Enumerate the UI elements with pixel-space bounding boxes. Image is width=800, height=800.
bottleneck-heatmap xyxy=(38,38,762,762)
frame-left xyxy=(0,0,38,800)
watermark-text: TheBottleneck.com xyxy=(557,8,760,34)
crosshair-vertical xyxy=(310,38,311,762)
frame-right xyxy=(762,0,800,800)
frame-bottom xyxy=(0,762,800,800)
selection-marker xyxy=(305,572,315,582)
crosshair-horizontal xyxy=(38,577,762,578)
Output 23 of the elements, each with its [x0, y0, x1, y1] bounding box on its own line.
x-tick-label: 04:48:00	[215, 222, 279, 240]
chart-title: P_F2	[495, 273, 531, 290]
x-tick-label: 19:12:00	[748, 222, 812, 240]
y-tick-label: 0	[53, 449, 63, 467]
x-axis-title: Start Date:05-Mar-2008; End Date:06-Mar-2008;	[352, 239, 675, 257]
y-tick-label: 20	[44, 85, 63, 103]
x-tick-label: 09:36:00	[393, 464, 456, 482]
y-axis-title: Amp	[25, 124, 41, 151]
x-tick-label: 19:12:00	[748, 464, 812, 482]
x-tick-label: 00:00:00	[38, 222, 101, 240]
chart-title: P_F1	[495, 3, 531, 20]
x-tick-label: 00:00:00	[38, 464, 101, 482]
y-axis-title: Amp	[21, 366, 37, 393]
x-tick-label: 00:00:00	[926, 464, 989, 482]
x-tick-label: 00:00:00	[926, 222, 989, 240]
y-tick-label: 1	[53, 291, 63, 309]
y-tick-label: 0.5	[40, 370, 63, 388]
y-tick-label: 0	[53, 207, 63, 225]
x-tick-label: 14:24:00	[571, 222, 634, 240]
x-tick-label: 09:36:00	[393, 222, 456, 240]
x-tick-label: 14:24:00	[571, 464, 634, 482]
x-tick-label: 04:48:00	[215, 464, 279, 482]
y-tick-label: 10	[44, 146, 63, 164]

★ ★ ★

> Exercise instructions: Rewrite all of the data above with "x-tick-label" swapped for "horizontal-tick-label" at each occurrence. Leave everything else unchanged.

> Result of the exercise:
Enumerate the UI elements with pixel-space bounding boxes. Image is width=800, height=800.
bottleneck-heatmap xyxy=(38,38,762,762)
frame-left xyxy=(0,0,38,800)
watermark-text: TheBottleneck.com xyxy=(557,8,760,34)
crosshair-vertical xyxy=(310,38,311,762)
frame-right xyxy=(762,0,800,800)
frame-bottom xyxy=(0,762,800,800)
selection-marker xyxy=(305,572,315,582)
crosshair-horizontal xyxy=(38,577,762,578)
Output 23 of the elements, each with its [x0, y0, x1, y1] bounding box on its own line.
horizontal-tick-label: 04:48:00	[215, 222, 279, 240]
chart-title: P_F2	[495, 273, 531, 290]
horizontal-tick-label: 19:12:00	[748, 222, 812, 240]
y-tick-label: 0	[53, 449, 63, 467]
x-axis-title: Start Date:05-Mar-2008; End Date:06-Mar-2008;	[352, 239, 675, 257]
y-tick-label: 20	[44, 85, 63, 103]
horizontal-tick-label: 09:36:00	[393, 464, 456, 482]
y-axis-title: Amp	[25, 124, 41, 151]
horizontal-tick-label: 19:12:00	[748, 464, 812, 482]
horizontal-tick-label: 00:00:00	[38, 222, 101, 240]
chart-title: P_F1	[495, 3, 531, 20]
horizontal-tick-label: 00:00:00	[38, 464, 101, 482]
y-axis-title: Amp	[21, 366, 37, 393]
horizontal-tick-label: 00:00:00	[926, 464, 989, 482]
horizontal-tick-label: 00:00:00	[926, 222, 989, 240]
y-tick-label: 1	[53, 291, 63, 309]
y-tick-label: 0.5	[40, 370, 63, 388]
y-tick-label: 0	[53, 207, 63, 225]
horizontal-tick-label: 14:24:00	[571, 222, 634, 240]
horizontal-tick-label: 09:36:00	[393, 222, 456, 240]
horizontal-tick-label: 14:24:00	[571, 464, 634, 482]
horizontal-tick-label: 04:48:00	[215, 464, 279, 482]
y-tick-label: 10	[44, 146, 63, 164]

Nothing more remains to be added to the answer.